Short problem 1: Count the rows below that contain the string "button" and give only that number.

++++ Source passage

Loss from continuing operations was $260,000, or $0.10 per basic and diluted share and income from
continuing operations was $142,000, or $0.06 per basic and diluted share for the three and six
months ended December 31, 2009, respectively. This compares to losses from continuing operations of
$485,000, or $0.20 per basic and diluted share and $321,000, or $0.13 per basic and diluted share
for the respective comparable periods in the prior year.
Results of Discontinued Operations, Gain from the Sale of Discontinued Product Line and Net
Income
Loss from discontinued operations, net of tax was $1,000, or $0.00 per basic and diluted
share, and $7,000, or $0.00 per basic and diluted share for the three and six months ended December
31, 2008, respectively, reflecting the net results of the PS AGO operations for the prior year.
Gain from sale of discontinued product line, net of tax was $9,000, or $0.00 per basic and diluted
share, and $30,000, or $0.01 per basic and diluted share for the three and six months ended
December 31, 2009, respectively, resulting from net cash proceeds from the sale of the PS AGO
product line.
Net loss was $251,000 or $0.10 per basic and diluted share, and net income was $172,000, or $0.07
per basic and diluted share for the three and six months ended December 31, 2009, respectively,
versus net losses of $486,000, or $0.20 per basic and diluted share and $328,000, or $0.13 per
basic and diluted share for the respective comparable periods in the prior year.
Liquidity and Capital Resources
The Companys cash and working capital balances at December 31, 2009 were $0.5 million and
$5.2 million, respectively, as compared to $0.3 million and $6.9 million at June 30, 2009. The
decrease in working capital resulted primarily from use of cash provided by operations to reduce
long-term debt during the first six months of fiscal 2010.
Accounts receivable decreased to $2.7 million at December 31, 2009 from $7.3 million at June 30,
2009 reflecting the seasonality of our sales. Inventories increased to $6.2 million at December
31, 2009, versus $4.9 million at June 30, 2009, reflecting purchasing patterns for projected
inventory requirements at the respective period ends.
Capital expenditures were $0.2 million in the first six months of fiscal 2010 and $49,000 for the
same period in the prior year, and were used primarily for manufacturing equipment and purchases of
new product tooling. The Company expects total capital expenditures for fiscal 2010 to be less
than $0.5 million.
The Company received cash payments of $80,000 in the first six months of fiscal 2010 from the sale
of the Companys PS AGO product line which was completed in October 2008.

++++++++

Short problem 2:
Answer these questions from the financial results passage:
(a) What was accounts receivable at December 31, 2009?
(b) What does the Company expect its total capital expenditures for fiscal 2010 to be?
(c) When was the sale of the PS AGO product line completed?

++++ Data to process

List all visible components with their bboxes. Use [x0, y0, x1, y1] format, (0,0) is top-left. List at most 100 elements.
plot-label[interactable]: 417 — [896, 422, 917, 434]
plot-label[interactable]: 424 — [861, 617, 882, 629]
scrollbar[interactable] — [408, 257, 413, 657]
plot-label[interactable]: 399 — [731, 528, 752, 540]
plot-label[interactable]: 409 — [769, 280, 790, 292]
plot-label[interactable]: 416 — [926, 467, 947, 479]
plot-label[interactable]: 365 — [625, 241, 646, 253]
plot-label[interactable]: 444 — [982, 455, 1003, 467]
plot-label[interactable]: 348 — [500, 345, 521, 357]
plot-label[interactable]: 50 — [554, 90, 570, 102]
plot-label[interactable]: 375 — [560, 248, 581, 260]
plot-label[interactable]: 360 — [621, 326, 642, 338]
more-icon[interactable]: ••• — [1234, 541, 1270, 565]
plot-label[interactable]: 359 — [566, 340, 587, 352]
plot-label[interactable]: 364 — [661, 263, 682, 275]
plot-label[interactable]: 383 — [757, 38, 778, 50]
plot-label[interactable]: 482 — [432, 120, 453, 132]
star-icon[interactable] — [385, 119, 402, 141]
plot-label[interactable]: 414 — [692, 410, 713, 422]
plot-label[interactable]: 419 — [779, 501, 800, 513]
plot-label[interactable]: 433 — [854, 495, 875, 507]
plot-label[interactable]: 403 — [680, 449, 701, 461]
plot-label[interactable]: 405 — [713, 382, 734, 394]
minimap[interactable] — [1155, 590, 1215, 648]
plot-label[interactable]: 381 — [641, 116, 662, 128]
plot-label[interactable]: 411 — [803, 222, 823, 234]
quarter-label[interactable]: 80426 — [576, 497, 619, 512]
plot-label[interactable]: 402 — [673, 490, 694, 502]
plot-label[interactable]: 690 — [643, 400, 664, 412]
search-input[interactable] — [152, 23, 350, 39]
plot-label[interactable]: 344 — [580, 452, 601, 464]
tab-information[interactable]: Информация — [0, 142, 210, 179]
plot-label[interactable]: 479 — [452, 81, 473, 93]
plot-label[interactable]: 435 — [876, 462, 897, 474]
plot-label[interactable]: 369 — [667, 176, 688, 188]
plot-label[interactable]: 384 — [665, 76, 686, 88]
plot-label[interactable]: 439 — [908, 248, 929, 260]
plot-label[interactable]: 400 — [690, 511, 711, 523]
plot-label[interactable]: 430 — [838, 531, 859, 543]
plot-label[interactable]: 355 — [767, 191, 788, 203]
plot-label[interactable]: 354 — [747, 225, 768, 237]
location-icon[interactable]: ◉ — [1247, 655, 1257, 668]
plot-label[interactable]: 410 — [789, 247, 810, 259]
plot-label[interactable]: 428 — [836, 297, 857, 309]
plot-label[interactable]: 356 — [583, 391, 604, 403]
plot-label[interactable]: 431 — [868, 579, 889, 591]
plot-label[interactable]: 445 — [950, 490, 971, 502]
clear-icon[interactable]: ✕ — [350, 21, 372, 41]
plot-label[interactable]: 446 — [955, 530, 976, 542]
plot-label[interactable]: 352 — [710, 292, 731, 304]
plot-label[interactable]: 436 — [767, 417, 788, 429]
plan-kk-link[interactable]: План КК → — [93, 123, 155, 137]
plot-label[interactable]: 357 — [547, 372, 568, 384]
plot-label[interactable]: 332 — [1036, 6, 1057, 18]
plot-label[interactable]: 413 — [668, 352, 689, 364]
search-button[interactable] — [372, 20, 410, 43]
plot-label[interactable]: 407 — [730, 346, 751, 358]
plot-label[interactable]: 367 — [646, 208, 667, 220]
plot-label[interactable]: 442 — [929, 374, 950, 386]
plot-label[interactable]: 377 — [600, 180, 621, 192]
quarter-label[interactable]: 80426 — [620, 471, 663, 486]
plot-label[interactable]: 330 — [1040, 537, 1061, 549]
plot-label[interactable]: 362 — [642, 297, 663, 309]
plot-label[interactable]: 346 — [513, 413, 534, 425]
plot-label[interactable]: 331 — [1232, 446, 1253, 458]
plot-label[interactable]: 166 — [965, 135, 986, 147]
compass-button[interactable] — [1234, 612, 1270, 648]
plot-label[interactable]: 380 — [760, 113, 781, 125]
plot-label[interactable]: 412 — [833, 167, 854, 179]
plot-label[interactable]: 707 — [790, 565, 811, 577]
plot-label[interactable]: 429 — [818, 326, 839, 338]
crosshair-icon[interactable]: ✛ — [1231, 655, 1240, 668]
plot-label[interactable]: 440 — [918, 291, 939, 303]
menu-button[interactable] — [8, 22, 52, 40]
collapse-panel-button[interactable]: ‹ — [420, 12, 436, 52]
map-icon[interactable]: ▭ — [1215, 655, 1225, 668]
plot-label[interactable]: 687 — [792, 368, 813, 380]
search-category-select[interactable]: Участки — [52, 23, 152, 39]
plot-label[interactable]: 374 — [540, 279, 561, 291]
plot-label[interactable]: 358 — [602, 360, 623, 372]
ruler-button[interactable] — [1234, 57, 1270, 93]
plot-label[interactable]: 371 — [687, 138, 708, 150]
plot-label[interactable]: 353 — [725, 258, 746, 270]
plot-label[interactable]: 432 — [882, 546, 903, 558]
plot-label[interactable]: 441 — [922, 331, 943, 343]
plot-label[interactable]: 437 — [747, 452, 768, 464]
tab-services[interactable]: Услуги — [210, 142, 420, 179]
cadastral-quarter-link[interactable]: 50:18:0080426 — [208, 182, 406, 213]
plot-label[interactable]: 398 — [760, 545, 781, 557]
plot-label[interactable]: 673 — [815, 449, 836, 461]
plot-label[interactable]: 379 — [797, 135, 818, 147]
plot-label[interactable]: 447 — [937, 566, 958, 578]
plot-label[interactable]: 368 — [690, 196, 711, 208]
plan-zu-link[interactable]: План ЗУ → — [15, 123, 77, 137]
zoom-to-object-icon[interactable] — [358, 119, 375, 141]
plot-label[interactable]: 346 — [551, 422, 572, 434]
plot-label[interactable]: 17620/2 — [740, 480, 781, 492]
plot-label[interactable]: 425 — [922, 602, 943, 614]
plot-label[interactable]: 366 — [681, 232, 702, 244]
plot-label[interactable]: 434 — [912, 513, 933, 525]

++++++++

Full answer 1: 5

Full answer 2:
(a) $2.7 million
(b) Less than $0.5 million
(c) October 2008